● Given records:
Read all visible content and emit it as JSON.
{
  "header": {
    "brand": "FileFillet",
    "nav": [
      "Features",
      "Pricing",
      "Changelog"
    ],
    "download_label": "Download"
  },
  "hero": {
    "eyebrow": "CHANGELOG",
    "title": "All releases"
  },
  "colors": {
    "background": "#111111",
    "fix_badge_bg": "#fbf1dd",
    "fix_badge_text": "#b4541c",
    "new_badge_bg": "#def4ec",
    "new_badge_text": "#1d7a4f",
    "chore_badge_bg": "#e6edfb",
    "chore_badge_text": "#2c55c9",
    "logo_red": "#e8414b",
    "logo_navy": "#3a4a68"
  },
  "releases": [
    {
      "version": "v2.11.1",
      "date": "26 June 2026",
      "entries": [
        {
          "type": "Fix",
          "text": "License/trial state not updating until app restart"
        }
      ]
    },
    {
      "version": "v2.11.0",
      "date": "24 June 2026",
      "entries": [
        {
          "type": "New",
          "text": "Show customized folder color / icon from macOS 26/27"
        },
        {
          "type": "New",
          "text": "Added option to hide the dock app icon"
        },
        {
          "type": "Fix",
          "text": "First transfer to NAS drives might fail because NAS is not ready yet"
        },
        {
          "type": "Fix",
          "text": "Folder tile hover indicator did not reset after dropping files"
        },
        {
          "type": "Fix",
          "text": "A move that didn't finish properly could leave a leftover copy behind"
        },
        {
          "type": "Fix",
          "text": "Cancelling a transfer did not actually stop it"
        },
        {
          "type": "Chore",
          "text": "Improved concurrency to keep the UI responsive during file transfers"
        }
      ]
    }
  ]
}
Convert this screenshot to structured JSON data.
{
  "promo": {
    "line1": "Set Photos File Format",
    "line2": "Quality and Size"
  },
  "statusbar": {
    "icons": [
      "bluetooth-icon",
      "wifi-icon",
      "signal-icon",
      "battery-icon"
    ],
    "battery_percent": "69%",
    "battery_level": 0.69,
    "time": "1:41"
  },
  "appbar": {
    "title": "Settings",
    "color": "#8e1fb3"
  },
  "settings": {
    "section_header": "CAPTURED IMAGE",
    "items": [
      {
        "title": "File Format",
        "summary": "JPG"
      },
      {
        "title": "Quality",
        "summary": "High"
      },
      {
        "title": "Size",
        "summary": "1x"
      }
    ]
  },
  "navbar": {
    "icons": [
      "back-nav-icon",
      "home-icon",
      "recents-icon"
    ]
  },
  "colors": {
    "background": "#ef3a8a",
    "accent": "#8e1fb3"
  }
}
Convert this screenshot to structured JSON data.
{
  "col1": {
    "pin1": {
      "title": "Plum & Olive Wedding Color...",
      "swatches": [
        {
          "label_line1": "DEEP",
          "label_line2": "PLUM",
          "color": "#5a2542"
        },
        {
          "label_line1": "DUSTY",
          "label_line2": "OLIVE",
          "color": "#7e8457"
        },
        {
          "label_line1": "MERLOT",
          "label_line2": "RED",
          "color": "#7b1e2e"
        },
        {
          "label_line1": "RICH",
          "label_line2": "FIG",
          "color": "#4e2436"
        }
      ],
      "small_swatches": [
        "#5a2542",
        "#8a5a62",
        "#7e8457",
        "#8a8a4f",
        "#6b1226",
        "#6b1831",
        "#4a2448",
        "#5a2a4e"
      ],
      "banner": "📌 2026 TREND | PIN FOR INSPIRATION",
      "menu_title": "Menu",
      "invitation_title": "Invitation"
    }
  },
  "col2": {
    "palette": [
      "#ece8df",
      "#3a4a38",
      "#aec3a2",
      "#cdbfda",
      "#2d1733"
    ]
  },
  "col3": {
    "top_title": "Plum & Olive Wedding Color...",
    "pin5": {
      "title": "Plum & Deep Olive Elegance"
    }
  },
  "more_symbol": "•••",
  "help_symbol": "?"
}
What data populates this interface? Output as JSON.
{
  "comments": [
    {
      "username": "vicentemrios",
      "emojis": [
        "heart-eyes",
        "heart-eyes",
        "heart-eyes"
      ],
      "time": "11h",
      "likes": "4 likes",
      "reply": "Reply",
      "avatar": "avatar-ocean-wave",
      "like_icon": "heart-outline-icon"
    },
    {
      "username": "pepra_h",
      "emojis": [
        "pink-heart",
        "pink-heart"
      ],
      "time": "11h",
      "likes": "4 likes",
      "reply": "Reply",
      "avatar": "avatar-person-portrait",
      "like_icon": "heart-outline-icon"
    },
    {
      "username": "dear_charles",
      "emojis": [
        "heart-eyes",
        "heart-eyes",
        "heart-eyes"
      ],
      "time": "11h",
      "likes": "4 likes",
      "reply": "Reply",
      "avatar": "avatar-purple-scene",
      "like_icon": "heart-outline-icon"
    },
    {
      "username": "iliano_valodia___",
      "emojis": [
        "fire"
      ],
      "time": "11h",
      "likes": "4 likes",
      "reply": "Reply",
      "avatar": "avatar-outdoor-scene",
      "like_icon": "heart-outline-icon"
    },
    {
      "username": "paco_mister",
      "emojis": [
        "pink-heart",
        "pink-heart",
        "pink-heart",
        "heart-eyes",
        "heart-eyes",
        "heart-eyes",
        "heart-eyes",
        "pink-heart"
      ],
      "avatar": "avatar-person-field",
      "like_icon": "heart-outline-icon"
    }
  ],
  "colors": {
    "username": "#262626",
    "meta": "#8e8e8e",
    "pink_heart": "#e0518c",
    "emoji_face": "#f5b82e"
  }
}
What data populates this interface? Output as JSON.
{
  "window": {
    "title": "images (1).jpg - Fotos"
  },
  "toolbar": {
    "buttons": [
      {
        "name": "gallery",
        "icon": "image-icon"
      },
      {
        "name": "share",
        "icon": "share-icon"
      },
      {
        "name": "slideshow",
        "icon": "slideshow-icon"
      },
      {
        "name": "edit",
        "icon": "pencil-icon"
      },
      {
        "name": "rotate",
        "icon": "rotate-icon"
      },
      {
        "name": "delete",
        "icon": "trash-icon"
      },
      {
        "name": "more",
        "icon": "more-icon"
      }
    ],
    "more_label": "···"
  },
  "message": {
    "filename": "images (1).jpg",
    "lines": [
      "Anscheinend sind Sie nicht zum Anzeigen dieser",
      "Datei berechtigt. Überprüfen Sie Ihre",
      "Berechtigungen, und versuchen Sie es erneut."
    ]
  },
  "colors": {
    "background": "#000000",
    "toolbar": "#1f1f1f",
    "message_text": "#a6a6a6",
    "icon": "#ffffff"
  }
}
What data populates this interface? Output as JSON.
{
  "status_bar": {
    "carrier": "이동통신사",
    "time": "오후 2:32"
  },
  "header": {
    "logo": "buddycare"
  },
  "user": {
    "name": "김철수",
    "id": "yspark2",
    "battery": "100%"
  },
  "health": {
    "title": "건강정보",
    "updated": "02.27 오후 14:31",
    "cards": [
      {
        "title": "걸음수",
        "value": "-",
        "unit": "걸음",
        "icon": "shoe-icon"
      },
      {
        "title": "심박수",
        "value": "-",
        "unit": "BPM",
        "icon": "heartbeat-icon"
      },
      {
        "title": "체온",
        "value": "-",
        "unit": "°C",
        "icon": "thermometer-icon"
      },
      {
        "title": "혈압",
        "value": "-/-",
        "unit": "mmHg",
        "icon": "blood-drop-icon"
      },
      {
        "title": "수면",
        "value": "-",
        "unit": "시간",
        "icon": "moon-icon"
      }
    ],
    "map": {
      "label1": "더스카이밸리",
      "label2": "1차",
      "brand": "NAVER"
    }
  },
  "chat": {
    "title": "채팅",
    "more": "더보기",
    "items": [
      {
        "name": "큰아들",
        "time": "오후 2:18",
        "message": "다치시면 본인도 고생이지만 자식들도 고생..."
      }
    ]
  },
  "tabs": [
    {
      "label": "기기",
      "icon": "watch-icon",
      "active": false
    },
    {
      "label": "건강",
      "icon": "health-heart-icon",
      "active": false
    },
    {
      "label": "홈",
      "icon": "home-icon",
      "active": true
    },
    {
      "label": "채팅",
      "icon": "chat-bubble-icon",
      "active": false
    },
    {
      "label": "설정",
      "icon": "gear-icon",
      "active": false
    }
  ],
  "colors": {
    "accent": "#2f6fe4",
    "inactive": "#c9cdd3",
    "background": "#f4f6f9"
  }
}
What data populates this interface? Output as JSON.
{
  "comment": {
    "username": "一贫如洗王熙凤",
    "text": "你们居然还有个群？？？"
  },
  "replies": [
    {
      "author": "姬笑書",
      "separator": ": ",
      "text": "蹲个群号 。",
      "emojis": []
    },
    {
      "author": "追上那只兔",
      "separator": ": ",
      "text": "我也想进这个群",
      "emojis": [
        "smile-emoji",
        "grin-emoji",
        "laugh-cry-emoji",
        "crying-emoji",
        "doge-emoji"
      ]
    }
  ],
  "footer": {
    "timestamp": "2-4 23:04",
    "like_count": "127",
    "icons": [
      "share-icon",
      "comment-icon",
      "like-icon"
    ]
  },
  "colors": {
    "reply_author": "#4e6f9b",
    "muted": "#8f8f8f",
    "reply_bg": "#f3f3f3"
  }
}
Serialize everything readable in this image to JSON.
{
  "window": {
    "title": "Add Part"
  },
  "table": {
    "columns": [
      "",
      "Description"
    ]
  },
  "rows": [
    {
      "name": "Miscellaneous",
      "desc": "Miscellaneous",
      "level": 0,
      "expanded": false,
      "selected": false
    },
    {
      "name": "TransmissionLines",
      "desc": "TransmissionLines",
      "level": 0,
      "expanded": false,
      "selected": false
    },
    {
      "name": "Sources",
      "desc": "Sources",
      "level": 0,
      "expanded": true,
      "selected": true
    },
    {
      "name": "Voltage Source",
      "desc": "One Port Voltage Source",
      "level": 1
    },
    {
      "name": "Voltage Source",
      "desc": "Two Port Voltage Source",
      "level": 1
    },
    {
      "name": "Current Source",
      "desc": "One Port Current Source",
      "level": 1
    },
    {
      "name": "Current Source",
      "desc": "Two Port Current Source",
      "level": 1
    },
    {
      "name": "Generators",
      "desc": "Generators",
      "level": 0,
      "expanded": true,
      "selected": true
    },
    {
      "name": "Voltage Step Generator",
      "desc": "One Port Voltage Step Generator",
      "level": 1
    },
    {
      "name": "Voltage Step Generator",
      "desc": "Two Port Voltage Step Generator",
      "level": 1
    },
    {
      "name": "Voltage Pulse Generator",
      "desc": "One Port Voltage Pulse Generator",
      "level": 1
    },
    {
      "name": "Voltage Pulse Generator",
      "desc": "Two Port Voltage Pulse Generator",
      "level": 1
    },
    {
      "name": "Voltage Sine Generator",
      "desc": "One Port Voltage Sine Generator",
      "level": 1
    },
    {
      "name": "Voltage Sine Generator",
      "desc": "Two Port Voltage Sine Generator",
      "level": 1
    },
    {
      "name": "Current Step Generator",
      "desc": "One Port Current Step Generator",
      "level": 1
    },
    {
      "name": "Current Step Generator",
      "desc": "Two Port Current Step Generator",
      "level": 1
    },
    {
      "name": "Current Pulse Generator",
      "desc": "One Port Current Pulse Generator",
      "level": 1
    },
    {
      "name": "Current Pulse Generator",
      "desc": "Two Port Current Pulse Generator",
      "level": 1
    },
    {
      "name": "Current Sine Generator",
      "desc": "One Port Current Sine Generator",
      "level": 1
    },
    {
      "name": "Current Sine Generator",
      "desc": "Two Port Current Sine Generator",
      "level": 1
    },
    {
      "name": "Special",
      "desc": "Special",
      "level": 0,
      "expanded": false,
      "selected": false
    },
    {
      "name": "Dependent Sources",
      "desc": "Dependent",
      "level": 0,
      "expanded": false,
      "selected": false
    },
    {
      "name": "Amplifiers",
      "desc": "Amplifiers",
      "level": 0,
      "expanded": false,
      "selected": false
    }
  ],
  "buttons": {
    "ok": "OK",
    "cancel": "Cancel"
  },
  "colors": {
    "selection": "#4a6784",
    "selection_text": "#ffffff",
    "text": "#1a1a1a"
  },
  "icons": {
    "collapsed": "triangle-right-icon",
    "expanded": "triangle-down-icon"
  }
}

● Task to complete: Search the listing for the word "slideshow" and return each line that holds it.

● Exercise output:
        "name": "slideshow",
        "icon": "slideshow-icon"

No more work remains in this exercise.